• TASK DETAILS
Report only how many lines hold the word "bank".

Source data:

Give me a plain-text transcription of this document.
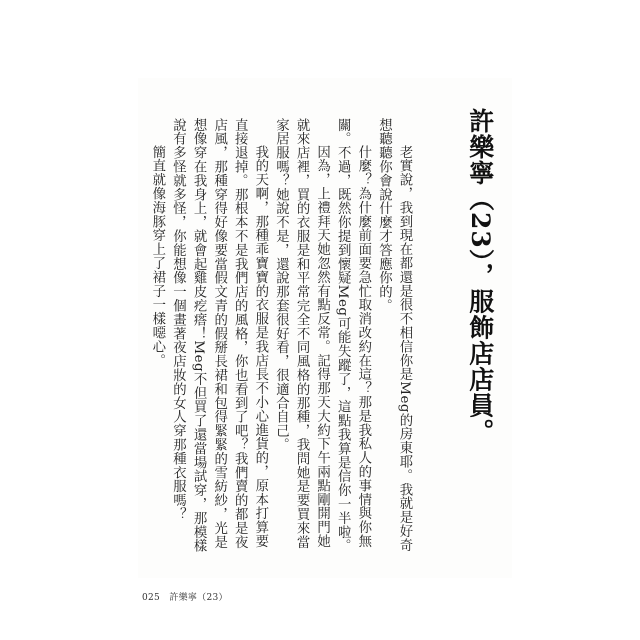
許樂寧（23），服飾店店員。

老實說，我到現在都還是很不相信你是Meg的房東耶。我就是好奇想聽聽你會說什麼才答應你的。

什麼？為什麼前面要急忙取消改約在這？那是我私人的事情與你無關。不過，既然你提到懷疑Meg可能失蹤了，這點我算是信你一半啦。

因為，上禮拜天她忽然有點反常。記得那天大約下午兩點剛開門她就來店裡，買的衣服是和平常完全不同風格的那種，我問她是要買來當家居服嗎？她說不是，還說那套很好看，很適合自己。

我的天啊，那種乖寶寶的衣服是我店長不小心進貨的，原本打算要直接退掉。那根本不是我們店的風格，你也看到了吧？我們賣的都是夜店風，那種穿得好像要當假文青的假掰長裙和包得緊緊的雪紡紗，光是想像穿在我身上，就會起雞皮疙瘩！Meg不但買了還當場試穿，那模樣說有多怪就多怪，你能想像一個畫著夜店妝的女人穿那種衣服嗎？

簡直就像海豚穿上了裙子一樣噁心。

025 許樂寧（23）
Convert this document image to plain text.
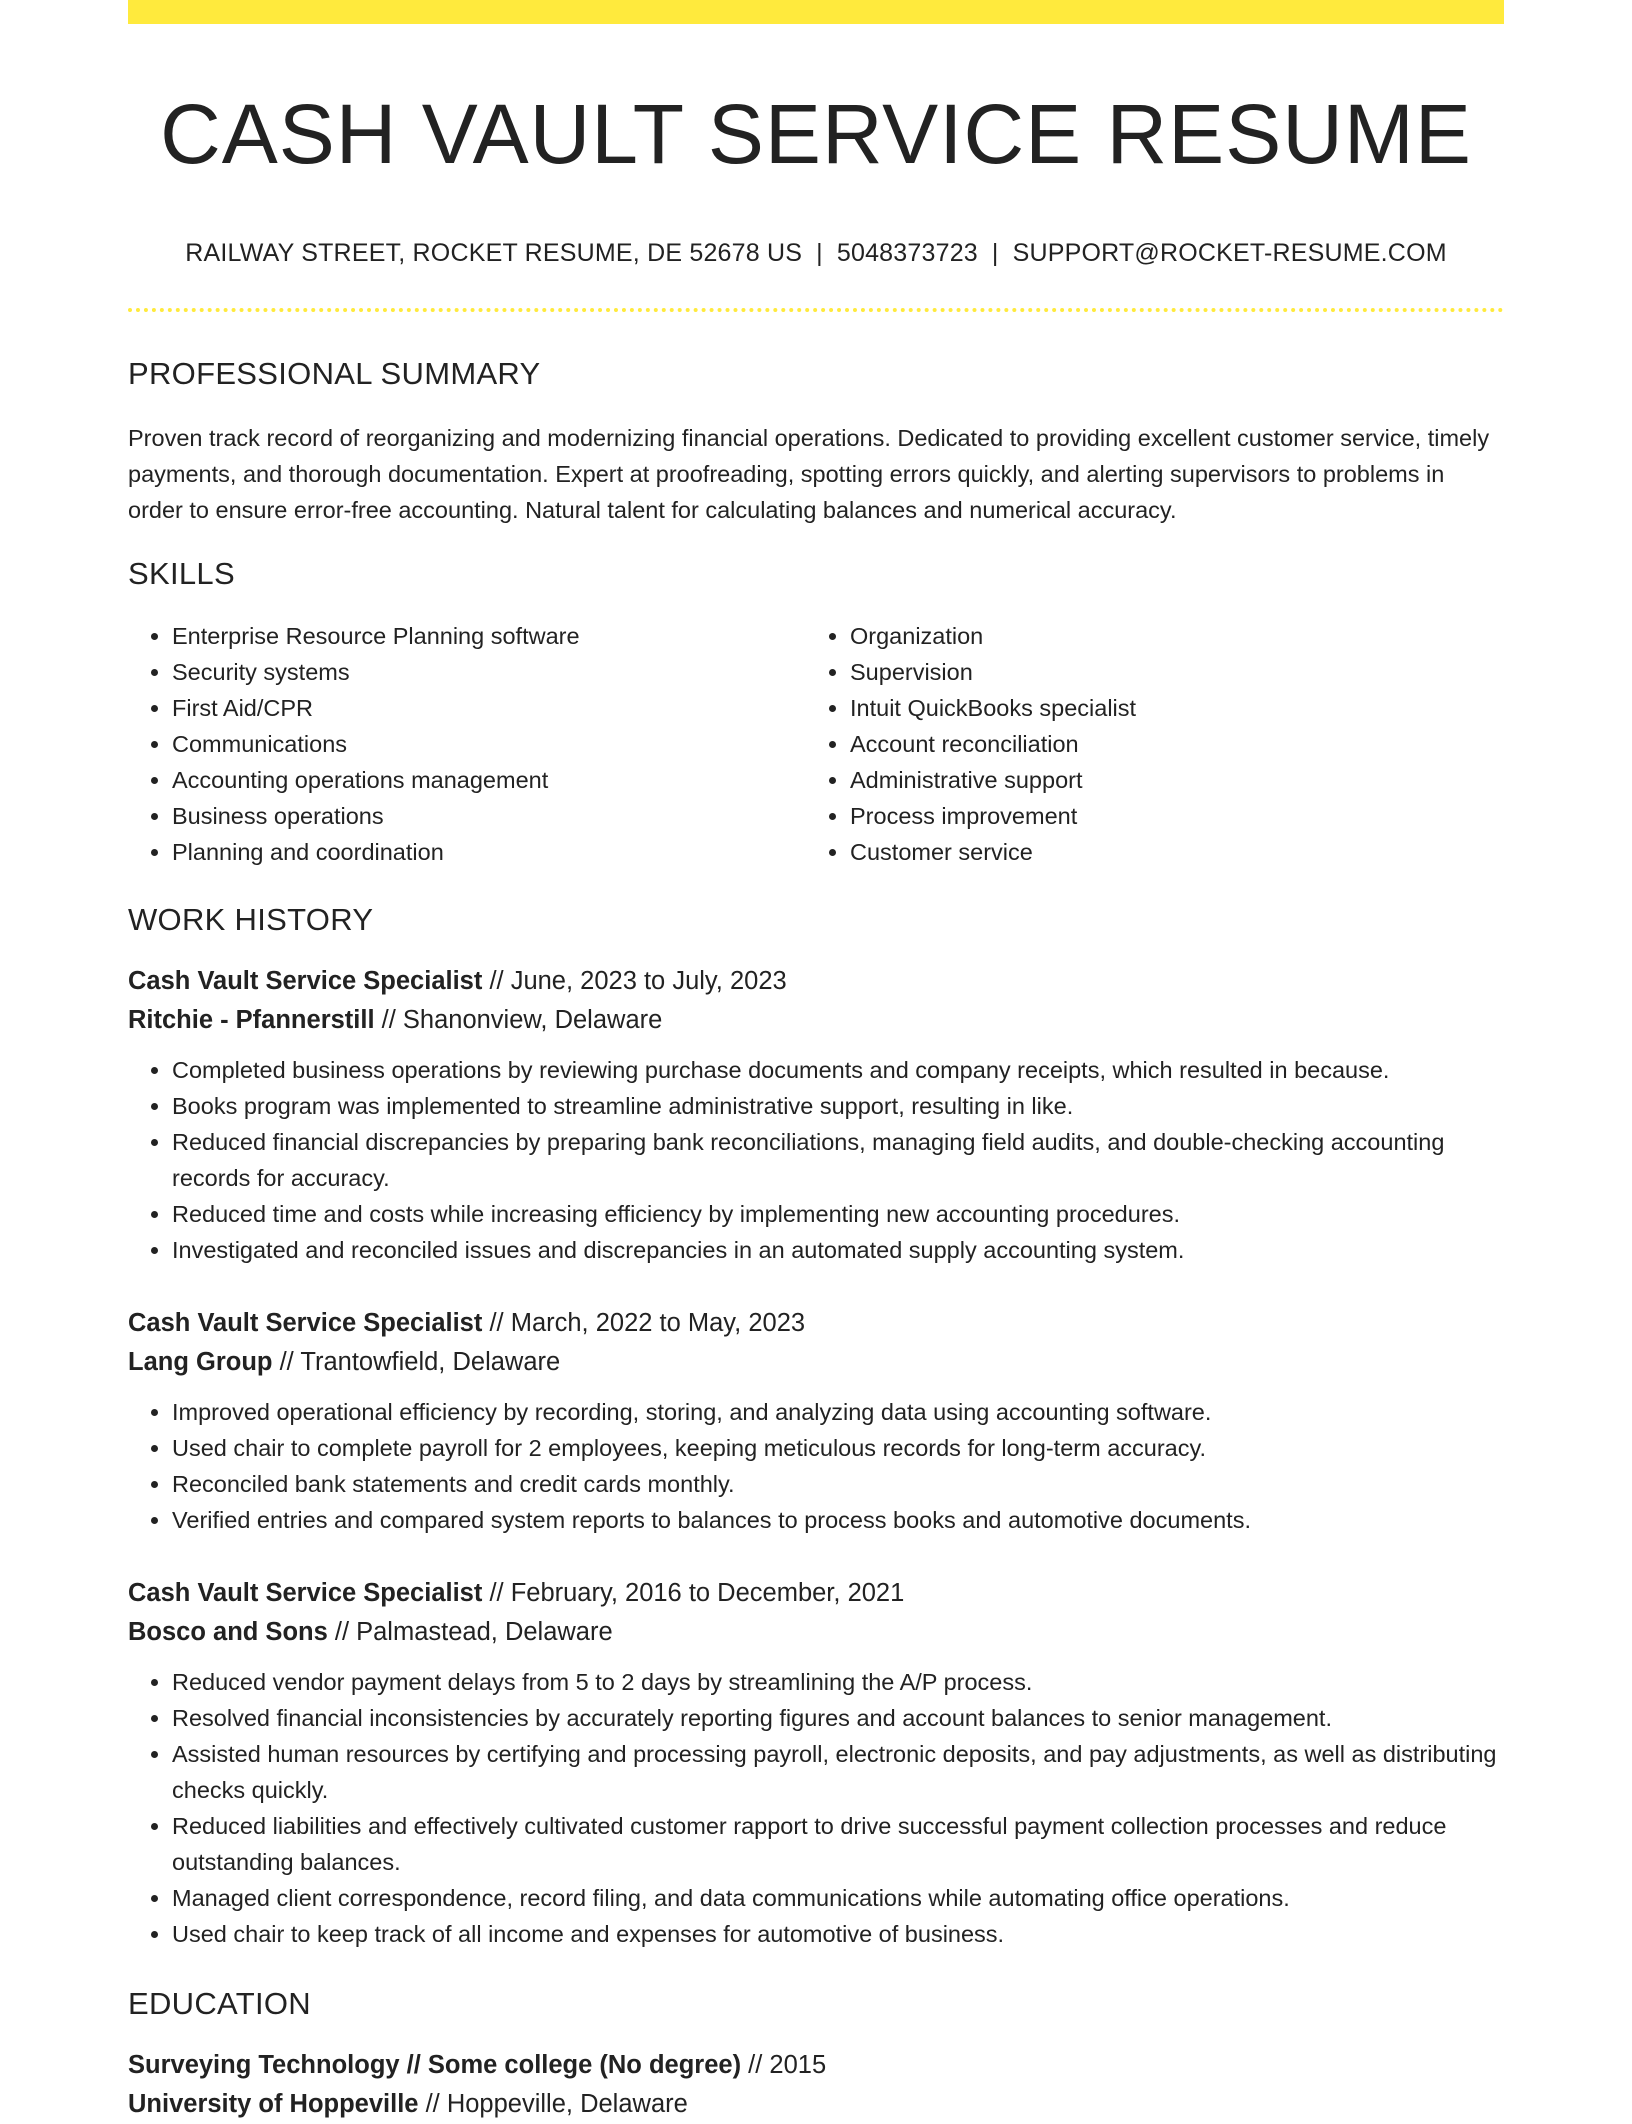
CASH VAULT SERVICE RESUME
RAILWAY STREET, ROCKET RESUME, DE 52678 US | 5048373723 | SUPPORT@ROCKET-RESUME.COM
PROFESSIONAL SUMMARY

Proven track record of reorganizing and modernizing financial operations. Dedicated to providing excellent customer service, timely payments, and thorough documentation. Expert at proofreading, spotting errors quickly, and alerting supervisors to problems in order to ensure error-free accounting. Natural talent for calculating balances and numerical accuracy.

SKILLS
• Enterprise Resource Planning software
• Security systems
• First Aid/CPR
• Communications
• Accounting operations management
• Business operations
• Planning and coordination
• Organization
• Supervision
• Intuit QuickBooks specialist
• Account reconciliation
• Administrative support
• Process improvement
• Customer service
WORK HISTORY
Cash Vault Service Specialist // June, 2023 to July, 2023
Ritchie - Pfannerstill // Shanonview, Delaware
• Completed business operations by reviewing purchase documents and company receipts, which resulted in because.
• Books program was implemented to streamline administrative support, resulting in like.
• Reduced financial discrepancies by preparing bank reconciliations, managing field audits, and double-checking accounting records for accuracy.
• Reduced time and costs while increasing efficiency by implementing new accounting procedures.
• Investigated and reconciled issues and discrepancies in an automated supply accounting system.
Cash Vault Service Specialist // March, 2022 to May, 2023
Lang Group // Trantowfield, Delaware
• Improved operational efficiency by recording, storing, and analyzing data using accounting software.
• Used chair to complete payroll for 2 employees, keeping meticulous records for long-term accuracy.
• Reconciled bank statements and credit cards monthly.
• Verified entries and compared system reports to balances to process books and automotive documents.
Cash Vault Service Specialist // February, 2016 to December, 2021
Bosco and Sons // Palmastead, Delaware
• Reduced vendor payment delays from 5 to 2 days by streamlining the A/P process.
• Resolved financial inconsistencies by accurately reporting figures and account balances to senior management.
• Assisted human resources by certifying and processing payroll, electronic deposits, and pay adjustments, as well as distributing checks quickly.
• Reduced liabilities and effectively cultivated customer rapport to drive successful payment collection processes and reduce outstanding balances.
• Managed client correspondence, record filing, and data communications while automating office operations.
• Used chair to keep track of all income and expenses for automotive of business.
EDUCATION
Surveying Technology // Some college (No degree) // 2015
University of Hoppeville // Hoppeville, Delaware
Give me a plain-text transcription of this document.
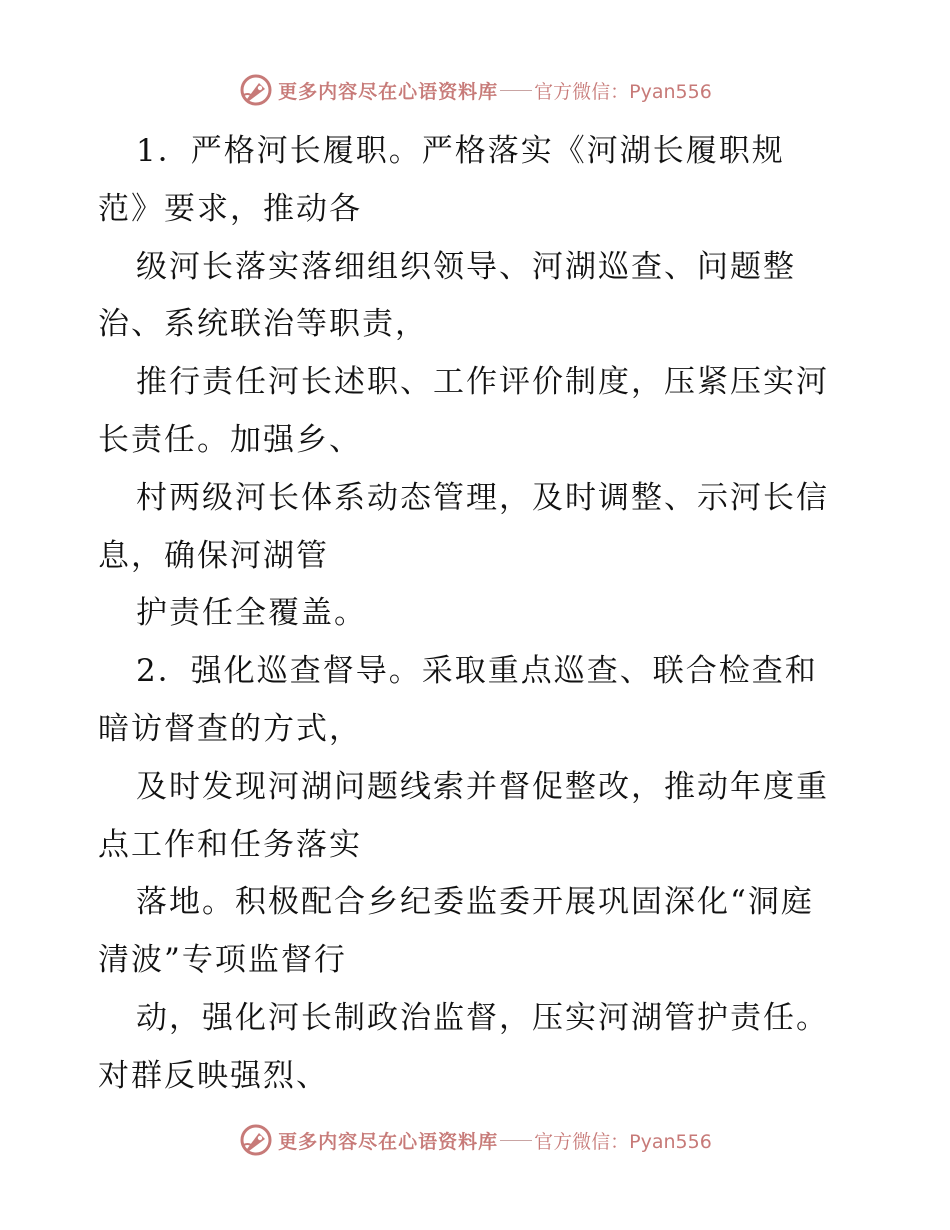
更多内容尽在心语资料库 官方微信：Pyan556
1．严格河长履职。严格落实《河湖长履职规
范》要求，推动各
级河长落实落细组织领导、河湖巡查、问题整
治、系统联治等职责，
推行责任河长述职、工作评价制度，压紧压实河
长责任。加强乡、
村两级河长体系动态管理，及时调整、示河长信
息，确保河湖管
护责任全覆盖。
2．强化巡查督导。采取重点巡查、联合检查和
暗访督查的方式，
及时发现河湖问题线索并督促整改，推动年度重
点工作和任务落实
落地。积极配合乡纪委监委开展巩固深化“洞庭
清波”专项监督行
动，强化河长制政治监督，压实河湖管护责任。
对群反映强烈、
更多内容尽在心语资料库 官方微信：Pyan556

• TASK ANSWER
2